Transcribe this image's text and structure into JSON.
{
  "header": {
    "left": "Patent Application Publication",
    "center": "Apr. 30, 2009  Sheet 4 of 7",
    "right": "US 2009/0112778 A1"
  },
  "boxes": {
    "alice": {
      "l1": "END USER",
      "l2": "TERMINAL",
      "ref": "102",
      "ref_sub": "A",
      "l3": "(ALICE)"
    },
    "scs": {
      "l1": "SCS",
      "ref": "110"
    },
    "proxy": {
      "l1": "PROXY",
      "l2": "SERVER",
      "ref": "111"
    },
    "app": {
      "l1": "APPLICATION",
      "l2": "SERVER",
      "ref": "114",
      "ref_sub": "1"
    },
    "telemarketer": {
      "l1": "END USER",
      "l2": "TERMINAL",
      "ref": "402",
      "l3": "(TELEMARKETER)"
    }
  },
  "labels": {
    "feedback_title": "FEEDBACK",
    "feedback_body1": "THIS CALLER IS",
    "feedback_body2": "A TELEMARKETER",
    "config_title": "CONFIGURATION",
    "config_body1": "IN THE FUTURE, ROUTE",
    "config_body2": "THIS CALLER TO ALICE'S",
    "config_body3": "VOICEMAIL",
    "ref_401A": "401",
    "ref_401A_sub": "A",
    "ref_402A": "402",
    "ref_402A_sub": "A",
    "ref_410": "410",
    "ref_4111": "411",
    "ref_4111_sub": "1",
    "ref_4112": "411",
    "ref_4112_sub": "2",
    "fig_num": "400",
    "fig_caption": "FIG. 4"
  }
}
* * * * * * *
◆ **SET EXERCISE**:
Every line above should be retyped exactly as given.

◆ **CORRECT RESPONSE**:
Transcribe this image's text and structure into JSON.
{
  "header": {
    "left": "Patent Application Publication",
    "center": "Apr. 30, 2009  Sheet 4 of 7",
    "right": "US 2009/0112778 A1"
  },
  "boxes": {
    "alice": {
      "l1": "END USER",
      "l2": "TERMINAL",
      "ref": "102",
      "ref_sub": "A",
      "l3": "(ALICE)"
    },
    "scs": {
      "l1": "SCS",
      "ref": "110"
    },
    "proxy": {
      "l1": "PROXY",
      "l2": "SERVER",
      "ref": "111"
    },
    "app": {
      "l1": "APPLICATION",
      "l2": "SERVER",
      "ref": "114",
      "ref_sub": "1"
    },
    "telemarketer": {
      "l1": "END USER",
      "l2": "TERMINAL",
      "ref": "402",
      "l3": "(TELEMARKETER)"
    }
  },
  "labels": {
    "feedback_title": "FEEDBACK",
    "feedback_body1": "THIS CALLER IS",
    "feedback_body2": "A TELEMARKETER",
    "config_title": "CONFIGURATION",
    "config_body1": "IN THE FUTURE, ROUTE",
    "config_body2": "THIS CALLER TO ALICE'S",
    "config_body3": "VOICEMAIL",
    "ref_401A": "401",
    "ref_401A_sub": "A",
    "ref_402A": "402",
    "ref_402A_sub": "A",
    "ref_410": "410",
    "ref_4111": "411",
    "ref_4111_sub": "1",
    "ref_4112": "411",
    "ref_4112_sub": "2",
    "fig_num": "400",
    "fig_caption": "FIG. 4"
  }
}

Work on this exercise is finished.